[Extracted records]
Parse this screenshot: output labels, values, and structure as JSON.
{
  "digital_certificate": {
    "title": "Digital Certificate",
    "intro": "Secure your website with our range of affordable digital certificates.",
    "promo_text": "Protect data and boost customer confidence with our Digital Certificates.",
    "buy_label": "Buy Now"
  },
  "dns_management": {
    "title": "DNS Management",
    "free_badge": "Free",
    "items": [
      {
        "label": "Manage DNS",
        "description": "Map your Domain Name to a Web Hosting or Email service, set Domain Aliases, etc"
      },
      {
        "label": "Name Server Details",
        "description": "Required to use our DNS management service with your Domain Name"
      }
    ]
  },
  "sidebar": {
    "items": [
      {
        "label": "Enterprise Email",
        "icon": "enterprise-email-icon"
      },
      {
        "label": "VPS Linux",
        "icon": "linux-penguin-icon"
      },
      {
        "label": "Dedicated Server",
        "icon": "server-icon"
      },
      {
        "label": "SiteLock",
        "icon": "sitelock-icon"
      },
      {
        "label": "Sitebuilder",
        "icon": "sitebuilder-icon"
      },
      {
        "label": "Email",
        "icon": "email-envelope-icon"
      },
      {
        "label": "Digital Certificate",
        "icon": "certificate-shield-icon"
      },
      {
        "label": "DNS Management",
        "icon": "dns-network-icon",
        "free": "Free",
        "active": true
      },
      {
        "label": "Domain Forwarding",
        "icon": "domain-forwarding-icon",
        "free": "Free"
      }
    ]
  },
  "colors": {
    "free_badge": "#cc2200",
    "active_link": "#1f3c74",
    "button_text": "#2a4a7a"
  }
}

→ **What is expected**
Copy out every line of the data above, exactly as given.

→ **Response**
Parse this screenshot: output labels, values, and structure as JSON.
{
  "digital_certificate": {
    "title": "Digital Certificate",
    "intro": "Secure your website with our range of affordable digital certificates.",
    "promo_text": "Protect data and boost customer confidence with our Digital Certificates.",
    "buy_label": "Buy Now"
  },
  "dns_management": {
    "title": "DNS Management",
    "free_badge": "Free",
    "items": [
      {
        "label": "Manage DNS",
        "description": "Map your Domain Name to a Web Hosting or Email service, set Domain Aliases, etc"
      },
      {
        "label": "Name Server Details",
        "description": "Required to use our DNS management service with your Domain Name"
      }
    ]
  },
  "sidebar": {
    "items": [
      {
        "label": "Enterprise Email",
        "icon": "enterprise-email-icon"
      },
      {
        "label": "VPS Linux",
        "icon": "linux-penguin-icon"
      },
      {
        "label": "Dedicated Server",
        "icon": "server-icon"
      },
      {
        "label": "SiteLock",
        "icon": "sitelock-icon"
      },
      {
        "label": "Sitebuilder",
        "icon": "sitebuilder-icon"
      },
      {
        "label": "Email",
        "icon": "email-envelope-icon"
      },
      {
        "label": "Digital Certificate",
        "icon": "certificate-shield-icon"
      },
      {
        "label": "DNS Management",
        "icon": "dns-network-icon",
        "free": "Free",
        "active": true
      },
      {
        "label": "Domain Forwarding",
        "icon": "domain-forwarding-icon",
        "free": "Free"
      }
    ]
  },
  "colors": {
    "free_badge": "#cc2200",
    "active_link": "#1f3c74",
    "button_text": "#2a4a7a"
  }
}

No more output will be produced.